(Collected data)
►
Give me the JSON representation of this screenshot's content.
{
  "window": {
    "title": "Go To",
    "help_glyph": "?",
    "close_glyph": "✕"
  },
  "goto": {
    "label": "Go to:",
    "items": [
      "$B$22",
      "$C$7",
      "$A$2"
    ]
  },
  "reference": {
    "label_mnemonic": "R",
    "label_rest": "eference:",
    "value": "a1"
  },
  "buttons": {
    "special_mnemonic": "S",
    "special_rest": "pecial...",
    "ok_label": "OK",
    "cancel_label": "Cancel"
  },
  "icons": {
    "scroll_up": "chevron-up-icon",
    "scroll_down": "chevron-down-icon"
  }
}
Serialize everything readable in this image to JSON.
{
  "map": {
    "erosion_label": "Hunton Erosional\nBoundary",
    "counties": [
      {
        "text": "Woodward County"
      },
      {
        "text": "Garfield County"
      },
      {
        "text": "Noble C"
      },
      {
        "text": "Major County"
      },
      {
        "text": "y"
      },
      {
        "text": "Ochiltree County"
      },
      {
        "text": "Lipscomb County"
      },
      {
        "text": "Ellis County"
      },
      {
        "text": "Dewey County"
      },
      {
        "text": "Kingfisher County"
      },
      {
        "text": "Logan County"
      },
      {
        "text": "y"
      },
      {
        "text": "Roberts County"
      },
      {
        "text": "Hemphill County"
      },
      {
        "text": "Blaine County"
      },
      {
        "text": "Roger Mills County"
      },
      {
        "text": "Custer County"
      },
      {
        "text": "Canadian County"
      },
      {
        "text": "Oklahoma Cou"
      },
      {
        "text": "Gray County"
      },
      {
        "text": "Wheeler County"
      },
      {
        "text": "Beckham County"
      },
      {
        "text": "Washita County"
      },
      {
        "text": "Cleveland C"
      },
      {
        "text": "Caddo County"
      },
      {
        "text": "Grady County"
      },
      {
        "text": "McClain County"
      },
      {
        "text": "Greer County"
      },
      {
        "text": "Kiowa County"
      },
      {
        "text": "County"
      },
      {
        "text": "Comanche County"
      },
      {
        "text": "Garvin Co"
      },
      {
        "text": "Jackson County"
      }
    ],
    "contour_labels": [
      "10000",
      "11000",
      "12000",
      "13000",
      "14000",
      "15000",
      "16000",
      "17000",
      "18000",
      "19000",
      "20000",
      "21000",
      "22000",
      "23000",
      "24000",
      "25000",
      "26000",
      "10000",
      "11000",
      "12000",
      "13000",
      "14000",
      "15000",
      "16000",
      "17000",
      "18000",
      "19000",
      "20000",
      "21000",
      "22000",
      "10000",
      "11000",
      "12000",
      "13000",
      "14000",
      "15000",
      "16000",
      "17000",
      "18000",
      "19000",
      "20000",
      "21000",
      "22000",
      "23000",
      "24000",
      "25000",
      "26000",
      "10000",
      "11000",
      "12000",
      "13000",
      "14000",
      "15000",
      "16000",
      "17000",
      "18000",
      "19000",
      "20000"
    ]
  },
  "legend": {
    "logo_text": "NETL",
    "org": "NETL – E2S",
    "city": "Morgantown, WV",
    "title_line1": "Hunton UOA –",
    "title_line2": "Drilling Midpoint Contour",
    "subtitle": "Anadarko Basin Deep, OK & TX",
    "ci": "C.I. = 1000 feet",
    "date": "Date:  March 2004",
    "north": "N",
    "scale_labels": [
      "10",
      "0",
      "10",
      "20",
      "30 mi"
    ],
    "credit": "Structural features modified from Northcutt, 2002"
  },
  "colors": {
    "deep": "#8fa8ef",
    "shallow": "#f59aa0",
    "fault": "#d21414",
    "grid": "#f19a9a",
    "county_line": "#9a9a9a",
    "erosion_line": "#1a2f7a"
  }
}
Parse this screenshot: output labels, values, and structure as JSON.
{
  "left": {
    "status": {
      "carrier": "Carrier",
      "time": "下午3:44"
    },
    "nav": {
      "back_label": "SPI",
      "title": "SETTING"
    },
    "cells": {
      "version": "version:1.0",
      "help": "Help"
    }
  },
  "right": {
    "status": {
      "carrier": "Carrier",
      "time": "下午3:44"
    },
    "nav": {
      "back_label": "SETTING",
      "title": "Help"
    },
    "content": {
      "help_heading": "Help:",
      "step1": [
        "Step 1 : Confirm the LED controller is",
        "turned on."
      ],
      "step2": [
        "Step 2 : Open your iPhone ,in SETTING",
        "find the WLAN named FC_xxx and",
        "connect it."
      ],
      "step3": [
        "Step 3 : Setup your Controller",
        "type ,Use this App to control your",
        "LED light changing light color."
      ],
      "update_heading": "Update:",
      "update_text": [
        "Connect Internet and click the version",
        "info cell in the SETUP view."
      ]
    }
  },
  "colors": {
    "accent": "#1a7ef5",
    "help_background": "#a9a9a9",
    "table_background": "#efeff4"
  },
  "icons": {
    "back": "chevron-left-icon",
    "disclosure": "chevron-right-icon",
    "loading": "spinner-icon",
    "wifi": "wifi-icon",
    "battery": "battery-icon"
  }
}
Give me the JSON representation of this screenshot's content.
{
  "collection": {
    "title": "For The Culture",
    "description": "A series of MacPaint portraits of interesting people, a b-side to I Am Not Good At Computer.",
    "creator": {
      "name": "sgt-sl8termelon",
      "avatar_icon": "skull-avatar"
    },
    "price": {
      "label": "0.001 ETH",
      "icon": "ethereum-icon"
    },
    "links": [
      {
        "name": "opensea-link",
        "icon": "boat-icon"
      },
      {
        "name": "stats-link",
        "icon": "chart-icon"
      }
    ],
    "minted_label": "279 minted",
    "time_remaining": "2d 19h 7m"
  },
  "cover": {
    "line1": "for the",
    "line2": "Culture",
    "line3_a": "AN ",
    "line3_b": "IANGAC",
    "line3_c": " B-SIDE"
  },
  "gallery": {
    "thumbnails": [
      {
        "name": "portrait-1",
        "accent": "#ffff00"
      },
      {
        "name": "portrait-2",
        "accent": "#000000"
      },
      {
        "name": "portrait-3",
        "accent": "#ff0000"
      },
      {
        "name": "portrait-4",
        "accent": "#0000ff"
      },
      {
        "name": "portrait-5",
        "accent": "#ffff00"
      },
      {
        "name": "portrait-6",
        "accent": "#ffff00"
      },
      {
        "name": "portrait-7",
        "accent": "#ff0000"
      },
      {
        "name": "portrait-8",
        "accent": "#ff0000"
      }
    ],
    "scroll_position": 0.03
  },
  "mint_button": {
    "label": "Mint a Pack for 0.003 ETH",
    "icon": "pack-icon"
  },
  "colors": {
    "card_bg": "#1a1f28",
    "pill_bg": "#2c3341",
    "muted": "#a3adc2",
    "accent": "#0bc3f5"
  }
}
◄
▶ _Exercise description_
Output each record precisely as given.

▶ _Solution_
Give me the JSON representation of this screenshot's content.
{
  "window": {
    "title": "Go To",
    "help_glyph": "?",
    "close_glyph": "✕"
  },
  "goto": {
    "label": "Go to:",
    "items": [
      "$B$22",
      "$C$7",
      "$A$2"
    ]
  },
  "reference": {
    "label_mnemonic": "R",
    "label_rest": "eference:",
    "value": "a1"
  },
  "buttons": {
    "special_mnemonic": "S",
    "special_rest": "pecial...",
    "ok_label": "OK",
    "cancel_label": "Cancel"
  },
  "icons": {
    "scroll_up": "chevron-up-icon",
    "scroll_down": "chevron-down-icon"
  }
}
Serialize everything readable in this image to JSON.
{
  "map": {
    "erosion_label": "Hunton Erosional\nBoundary",
    "counties": [
      {
        "text": "Woodward County"
      },
      {
        "text": "Garfield County"
      },
      {
        "text": "Noble C"
      },
      {
        "text": "Major County"
      },
      {
        "text": "y"
      },
      {
        "text": "Ochiltree County"
      },
      {
        "text": "Lipscomb County"
      },
      {
        "text": "Ellis County"
      },
      {
        "text": "Dewey County"
      },
      {
        "text": "Kingfisher County"
      },
      {
        "text": "Logan County"
      },
      {
        "text": "y"
      },
      {
        "text": "Roberts County"
      },
      {
        "text": "Hemphill County"
      },
      {
        "text": "Blaine County"
      },
      {
        "text": "Roger Mills County"
      },
      {
        "text": "Custer County"
      },
      {
        "text": "Canadian County"
      },
      {
        "text": "Oklahoma Cou"
      },
      {
        "text": "Gray County"
      },
      {
        "text": "Wheeler County"
      },
      {
        "text": "Beckham County"
      },
      {
        "text": "Washita County"
      },
      {
        "text": "Cleveland C"
      },
      {
        "text": "Caddo County"
      },
      {
        "text": "Grady County"
      },
      {
        "text": "McClain County"
      },
      {
        "text": "Greer County"
      },
      {
        "text": "Kiowa County"
      },
      {
        "text": "County"
      },
      {
        "text": "Comanche County"
      },
      {
        "text": "Garvin Co"
      },
      {
        "text": "Jackson County"
      }
    ],
    "contour_labels": [
      "10000",
      "11000",
      "12000",
      "13000",
      "14000",
      "15000",
      "16000",
      "17000",
      "18000",
      "19000",
      "20000",
      "21000",
      "22000",
      "23000",
      "24000",
      "25000",
      "26000",
      "10000",
      "11000",
      "12000",
      "13000",
      "14000",
      "15000",
      "16000",
      "17000",
      "18000",
      "19000",
      "20000",
      "21000",
      "22000",
      "10000",
      "11000",
      "12000",
      "13000",
      "14000",
      "15000",
      "16000",
      "17000",
      "18000",
      "19000",
      "20000",
      "21000",
      "22000",
      "23000",
      "24000",
      "25000",
      "26000",
      "10000",
      "11000",
      "12000",
      "13000",
      "14000",
      "15000",
      "16000",
      "17000",
      "18000",
      "19000",
      "20000"
    ]
  },
  "legend": {
    "logo_text": "NETL",
    "org": "NETL – E2S",
    "city": "Morgantown, WV",
    "title_line1": "Hunton UOA –",
    "title_line2": "Drilling Midpoint Contour",
    "subtitle": "Anadarko Basin Deep, OK & TX",
    "ci": "C.I. = 1000 feet",
    "date": "Date:  March 2004",
    "north": "N",
    "scale_labels": [
      "10",
      "0",
      "10",
      "20",
      "30 mi"
    ],
    "credit": "Structural features modified from Northcutt, 2002"
  },
  "colors": {
    "deep": "#8fa8ef",
    "shallow": "#f59aa0",
    "fault": "#d21414",
    "grid": "#f19a9a",
    "county_line": "#9a9a9a",
    "erosion_line": "#1a2f7a"
  }
}
Parse this screenshot: output labels, values, and structure as JSON.
{
  "left": {
    "status": {
      "carrier": "Carrier",
      "time": "下午3:44"
    },
    "nav": {
      "back_label": "SPI",
      "title": "SETTING"
    },
    "cells": {
      "version": "version:1.0",
      "help": "Help"
    }
  },
  "right": {
    "status": {
      "carrier": "Carrier",
      "time": "下午3:44"
    },
    "nav": {
      "back_label": "SETTING",
      "title": "Help"
    },
    "content": {
      "help_heading": "Help:",
      "step1": [
        "Step 1 : Confirm the LED controller is",
        "turned on."
      ],
      "step2": [
        "Step 2 : Open your iPhone ,in SETTING",
        "find the WLAN named FC_xxx and",
        "connect it."
      ],
      "step3": [
        "Step 3 : Setup your Controller",
        "type ,Use this App to control your",
        "LED light changing light color."
      ],
      "update_heading": "Update:",
      "update_text": [
        "Connect Internet and click the version",
        "info cell in the SETUP view."
      ]
    }
  },
  "colors": {
    "accent": "#1a7ef5",
    "help_background": "#a9a9a9",
    "table_background": "#efeff4"
  },
  "icons": {
    "back": "chevron-left-icon",
    "disclosure": "chevron-right-icon",
    "loading": "spinner-icon",
    "wifi": "wifi-icon",
    "battery": "battery-icon"
  }
}
Give me the JSON representation of this screenshot's content.
{
  "collection": {
    "title": "For The Culture",
    "description": "A series of MacPaint portraits of interesting people, a b-side to I Am Not Good At Computer.",
    "creator": {
      "name": "sgt-sl8termelon",
      "avatar_icon": "skull-avatar"
    },
    "price": {
      "label": "0.001 ETH",
      "icon": "ethereum-icon"
    },
    "links": [
      {
        "name": "opensea-link",
        "icon": "boat-icon"
      },
      {
        "name": "stats-link",
        "icon": "chart-icon"
      }
    ],
    "minted_label": "279 minted",
    "time_remaining": "2d 19h 7m"
  },
  "cover": {
    "line1": "for the",
    "line2": "Culture",
    "line3_a": "AN ",
    "line3_b": "IANGAC",
    "line3_c": " B-SIDE"
  },
  "gallery": {
    "thumbnails": [
      {
        "name": "portrait-1",
        "accent": "#ffff00"
      },
      {
        "name": "portrait-2",
        "accent": "#000000"
      },
      {
        "name": "portrait-3",
        "accent": "#ff0000"
      },
      {
        "name": "portrait-4",
        "accent": "#0000ff"
      },
      {
        "name": "portrait-5",
        "accent": "#ffff00"
      },
      {
        "name": "portrait-6",
        "accent": "#ffff00"
      },
      {
        "name": "portrait-7",
        "accent": "#ff0000"
      },
      {
        "name": "portrait-8",
        "accent": "#ff0000"
      }
    ],
    "scroll_position": 0.03
  },
  "mint_button": {
    "label": "Mint a Pack for 0.003 ETH",
    "icon": "pack-icon"
  },
  "colors": {
    "card_bg": "#1a1f28",
    "pill_bg": "#2c3341",
    "muted": "#a3adc2",
    "accent": "#0bc3f5"
  }
}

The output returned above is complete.